**Directive**
Restate the complete material exactly.
======
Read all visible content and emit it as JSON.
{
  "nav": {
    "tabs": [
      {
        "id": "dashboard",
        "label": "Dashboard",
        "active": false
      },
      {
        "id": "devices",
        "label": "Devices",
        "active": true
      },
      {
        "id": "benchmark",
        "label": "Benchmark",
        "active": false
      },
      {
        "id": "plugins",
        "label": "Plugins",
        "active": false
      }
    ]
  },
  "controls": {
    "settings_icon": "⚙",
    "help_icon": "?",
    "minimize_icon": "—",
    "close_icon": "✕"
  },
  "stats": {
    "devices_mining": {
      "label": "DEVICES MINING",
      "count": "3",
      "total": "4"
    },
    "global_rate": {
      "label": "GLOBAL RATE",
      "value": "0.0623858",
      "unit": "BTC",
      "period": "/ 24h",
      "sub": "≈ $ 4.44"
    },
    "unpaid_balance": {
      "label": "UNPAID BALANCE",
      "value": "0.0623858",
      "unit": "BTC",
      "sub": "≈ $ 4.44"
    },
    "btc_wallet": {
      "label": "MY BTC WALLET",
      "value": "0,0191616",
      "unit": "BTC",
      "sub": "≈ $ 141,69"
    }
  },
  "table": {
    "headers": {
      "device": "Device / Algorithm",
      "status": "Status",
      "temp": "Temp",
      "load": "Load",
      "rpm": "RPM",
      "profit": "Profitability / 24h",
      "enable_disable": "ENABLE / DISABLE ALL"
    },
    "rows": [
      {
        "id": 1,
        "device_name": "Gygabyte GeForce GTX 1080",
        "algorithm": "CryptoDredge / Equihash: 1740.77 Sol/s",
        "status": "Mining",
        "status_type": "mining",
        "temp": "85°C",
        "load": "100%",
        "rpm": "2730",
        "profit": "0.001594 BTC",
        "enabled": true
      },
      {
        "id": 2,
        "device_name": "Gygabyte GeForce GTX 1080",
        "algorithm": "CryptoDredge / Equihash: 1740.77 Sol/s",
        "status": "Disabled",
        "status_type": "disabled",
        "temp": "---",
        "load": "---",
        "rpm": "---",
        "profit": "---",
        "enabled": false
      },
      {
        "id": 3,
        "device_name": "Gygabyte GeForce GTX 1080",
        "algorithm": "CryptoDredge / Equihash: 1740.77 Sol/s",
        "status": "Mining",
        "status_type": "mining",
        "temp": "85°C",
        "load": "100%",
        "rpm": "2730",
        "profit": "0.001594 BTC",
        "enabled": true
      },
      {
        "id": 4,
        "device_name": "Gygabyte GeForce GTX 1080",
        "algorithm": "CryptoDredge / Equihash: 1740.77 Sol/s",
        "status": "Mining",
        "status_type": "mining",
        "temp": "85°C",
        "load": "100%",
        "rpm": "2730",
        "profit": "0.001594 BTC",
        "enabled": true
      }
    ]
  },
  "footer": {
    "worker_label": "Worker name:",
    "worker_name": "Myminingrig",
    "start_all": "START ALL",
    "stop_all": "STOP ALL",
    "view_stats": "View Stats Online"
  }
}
======
**In response**
Read all visible content and emit it as JSON.
{
  "nav": {
    "tabs": [
      {
        "id": "dashboard",
        "label": "Dashboard",
        "active": false
      },
      {
        "id": "devices",
        "label": "Devices",
        "active": true
      },
      {
        "id": "benchmark",
        "label": "Benchmark",
        "active": false
      },
      {
        "id": "plugins",
        "label": "Plugins",
        "active": false
      }
    ]
  },
  "controls": {
    "settings_icon": "⚙",
    "help_icon": "?",
    "minimize_icon": "—",
    "close_icon": "✕"
  },
  "stats": {
    "devices_mining": {
      "label": "DEVICES MINING",
      "count": "3",
      "total": "4"
    },
    "global_rate": {
      "label": "GLOBAL RATE",
      "value": "0.0623858",
      "unit": "BTC",
      "period": "/ 24h",
      "sub": "≈ $ 4.44"
    },
    "unpaid_balance": {
      "label": "UNPAID BALANCE",
      "value": "0.0623858",
      "unit": "BTC",
      "sub": "≈ $ 4.44"
    },
    "btc_wallet": {
      "label": "MY BTC WALLET",
      "value": "0,0191616",
      "unit": "BTC",
      "sub": "≈ $ 141,69"
    }
  },
  "table": {
    "headers": {
      "device": "Device / Algorithm",
      "status": "Status",
      "temp": "Temp",
      "load": "Load",
      "rpm": "RPM",
      "profit": "Profitability / 24h",
      "enable_disable": "ENABLE / DISABLE ALL"
    },
    "rows": [
      {
        "id": 1,
        "device_name": "Gygabyte GeForce GTX 1080",
        "algorithm": "CryptoDredge / Equihash: 1740.77 Sol/s",
        "status": "Mining",
        "status_type": "mining",
        "temp": "85°C",
        "load": "100%",
        "rpm": "2730",
        "profit": "0.001594 BTC",
        "enabled": true
      },
      {
        "id": 2,
        "device_name": "Gygabyte GeForce GTX 1080",
        "algorithm": "CryptoDredge / Equihash: 1740.77 Sol/s",
        "status": "Disabled",
        "status_type": "disabled",
        "temp": "---",
        "load": "---",
        "rpm": "---",
        "profit": "---",
        "enabled": false
      },
      {
        "id": 3,
        "device_name": "Gygabyte GeForce GTX 1080",
        "algorithm": "CryptoDredge / Equihash: 1740.77 Sol/s",
        "status": "Mining",
        "status_type": "mining",
        "temp": "85°C",
        "load": "100%",
        "rpm": "2730",
        "profit": "0.001594 BTC",
        "enabled": true
      },
      {
        "id": 4,
        "device_name": "Gygabyte GeForce GTX 1080",
        "algorithm": "CryptoDredge / Equihash: 1740.77 Sol/s",
        "status": "Mining",
        "status_type": "mining",
        "temp": "85°C",
        "load": "100%",
        "rpm": "2730",
        "profit": "0.001594 BTC",
        "enabled": true
      }
    ]
  },
  "footer": {
    "worker_label": "Worker name:",
    "worker_name": "Myminingrig",
    "start_all": "START ALL",
    "stop_all": "STOP ALL",
    "view_stats": "View Stats Online"
  }
}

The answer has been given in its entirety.